== FONTE ==

O governo alemão queria um porto de mar no Sul de Angola e colocou três hipóteses: Baía dos Tigres, a apenas 50 quilómetros da fronteira com o Sudoeste Africano, então território sob ocupação alemã, Namibe e Tombwa. Fez estudos sobre a viabilidade da construção de um caminho-de-ferro que ligasse esse porto de mar à Namíbia, Rodésia (Zimbabwe) e interior da África do Sul. 

Os engenheiros alemães decidiram que a via-férrea devia ser feita ao longo do Paralelo 17º Sul entre o porto de mar escolhido e atravessando a Namíbia, o Zimbabwe e mergulhando no centro da África do Sul. Conhecemos hoje pormenores do traçado da linha que acabou por não ser feita, dado que os alemães foram derrotados em 1915. A via-férrea passava ao longo do rio Cunene até aos rápidos de Sacavala, contornava o Morro de Capupito, seguia para Ediva, passava ao longo do rio dos Elefantes, atravessava o território dos mucubais seguindo a margem esquerda do rio Curoca e terminava na Baía dos Tigres, Namibe ou Tombwa.

===
== DADOS FORNECIDOS ==

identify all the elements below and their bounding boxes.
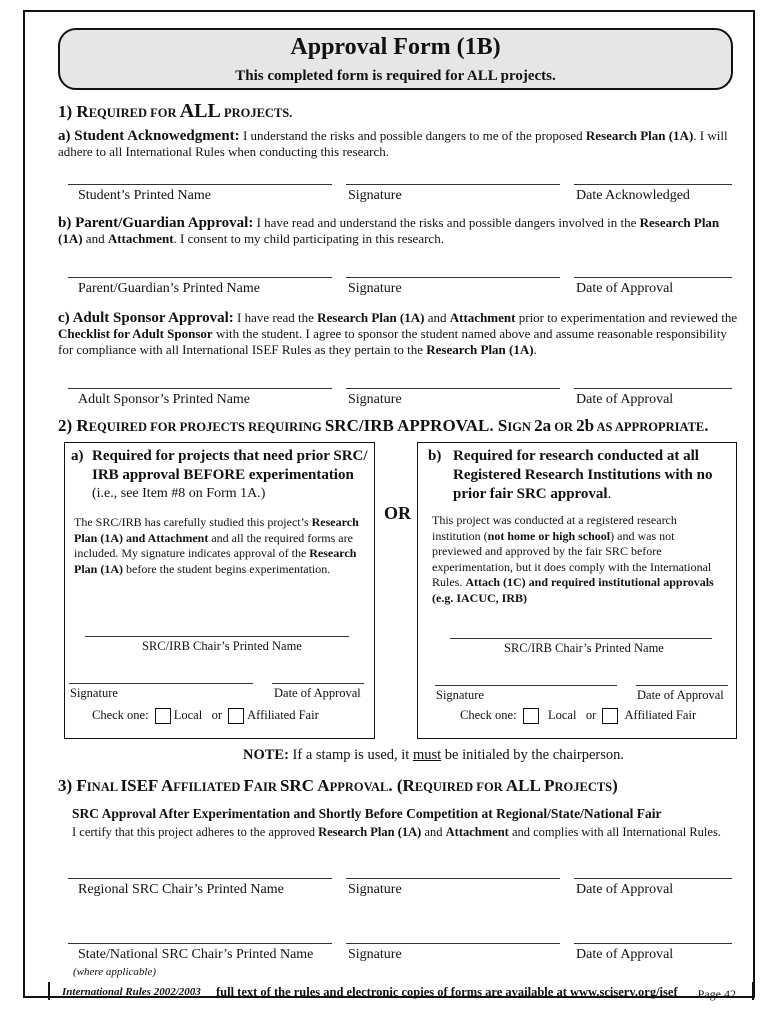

===

INSTRUÇÕES:
(a) Extraia da fonte, sem qualquer alteração, o trecho entre "O governo alemão" e "interior da África do Sul.", inclusive.
(b) Responda, com base na fonte:
(i) A que distância da fronteira com o Sudoeste Africano fica a Baía dos Tigres?
(ii) Ao longo de que paralelo os engenheiros alemães decidiram que a via-férrea devia ser feita?
(iii) Em que ano os alemães foram derrotados?
Os dados não têm relação com a fonte.

RESPOSTAS ESCRITAS:
(a)
O governo alemão queria um porto de mar no Sul de Angola e colocou três hipóteses: Baía dos Tigres, a apenas 50 quilómetros da fronteira com o Sudoeste Africano, então território sob ocupação alemã, Namibe e Tombwa. Fez estudos sobre a viabilidade da construção de um caminho-de-ferro que ligasse esse porto de mar à Namíbia, Rodésia (Zimbabwe) e interior da África do Sul.

(b)
(i) A apenas 50 quilómetros.
(ii) Ao longo do Paralelo 17º Sul.
(iii) Em 1915.